Extracted data entries
^^^^

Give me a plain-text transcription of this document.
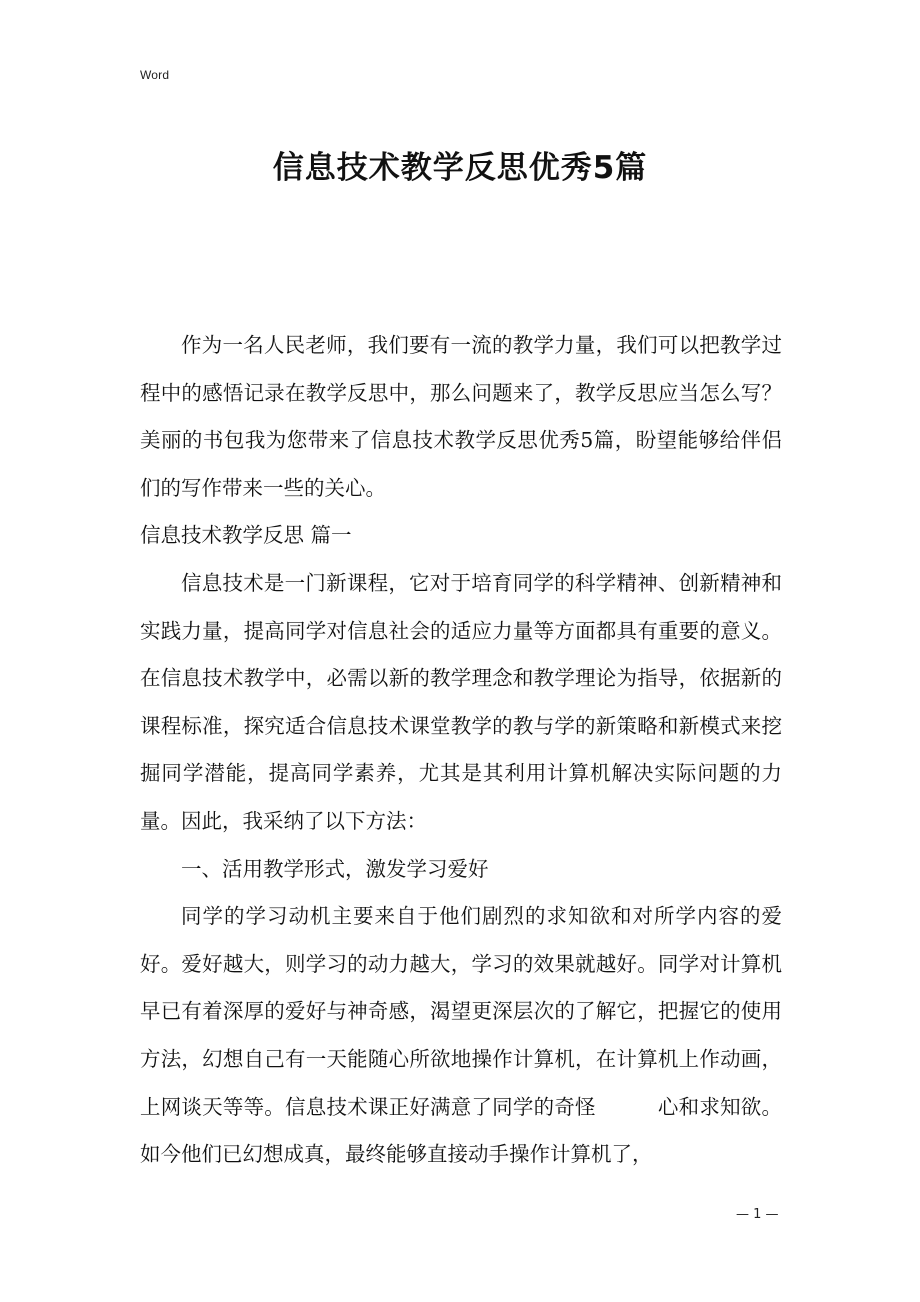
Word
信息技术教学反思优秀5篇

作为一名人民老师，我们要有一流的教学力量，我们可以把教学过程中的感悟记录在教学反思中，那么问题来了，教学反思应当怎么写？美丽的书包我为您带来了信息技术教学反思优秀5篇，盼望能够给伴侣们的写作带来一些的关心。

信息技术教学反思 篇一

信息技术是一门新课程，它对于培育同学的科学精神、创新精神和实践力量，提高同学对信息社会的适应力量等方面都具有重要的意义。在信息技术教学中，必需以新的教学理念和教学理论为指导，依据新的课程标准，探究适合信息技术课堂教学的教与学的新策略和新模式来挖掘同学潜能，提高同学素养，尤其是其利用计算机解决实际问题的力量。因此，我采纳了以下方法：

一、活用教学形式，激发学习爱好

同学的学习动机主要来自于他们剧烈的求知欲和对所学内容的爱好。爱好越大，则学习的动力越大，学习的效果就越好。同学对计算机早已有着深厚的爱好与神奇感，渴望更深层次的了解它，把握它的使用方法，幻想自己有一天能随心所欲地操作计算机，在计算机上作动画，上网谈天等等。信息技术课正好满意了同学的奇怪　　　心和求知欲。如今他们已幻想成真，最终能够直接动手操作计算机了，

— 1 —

^^^^

PROBLEM TO WORK ON:
Every entry above should be duplicated exactly. Do not include the images.

FULL RESPONSE:
Give me a plain-text transcription of this document.
Word
信息技术教学反思优秀5篇

作为一名人民老师，我们要有一流的教学力量，我们可以把教学过程中的感悟记录在教学反思中，那么问题来了，教学反思应当怎么写？美丽的书包我为您带来了信息技术教学反思优秀5篇，盼望能够给伴侣们的写作带来一些的关心。

信息技术教学反思 篇一

信息技术是一门新课程，它对于培育同学的科学精神、创新精神和实践力量，提高同学对信息社会的适应力量等方面都具有重要的意义。在信息技术教学中，必需以新的教学理念和教学理论为指导，依据新的课程标准，探究适合信息技术课堂教学的教与学的新策略和新模式来挖掘同学潜能，提高同学素养，尤其是其利用计算机解决实际问题的力量。因此，我采纳了以下方法：

一、活用教学形式，激发学习爱好

同学的学习动机主要来自于他们剧烈的求知欲和对所学内容的爱好。爱好越大，则学习的动力越大，学习的效果就越好。同学对计算机早已有着深厚的爱好与神奇感，渴望更深层次的了解它，把握它的使用方法，幻想自己有一天能随心所欲地操作计算机，在计算机上作动画，上网谈天等等。信息技术课正好满意了同学的奇怪　　　心和求知欲。如今他们已幻想成真，最终能够直接动手操作计算机了，

— 1 —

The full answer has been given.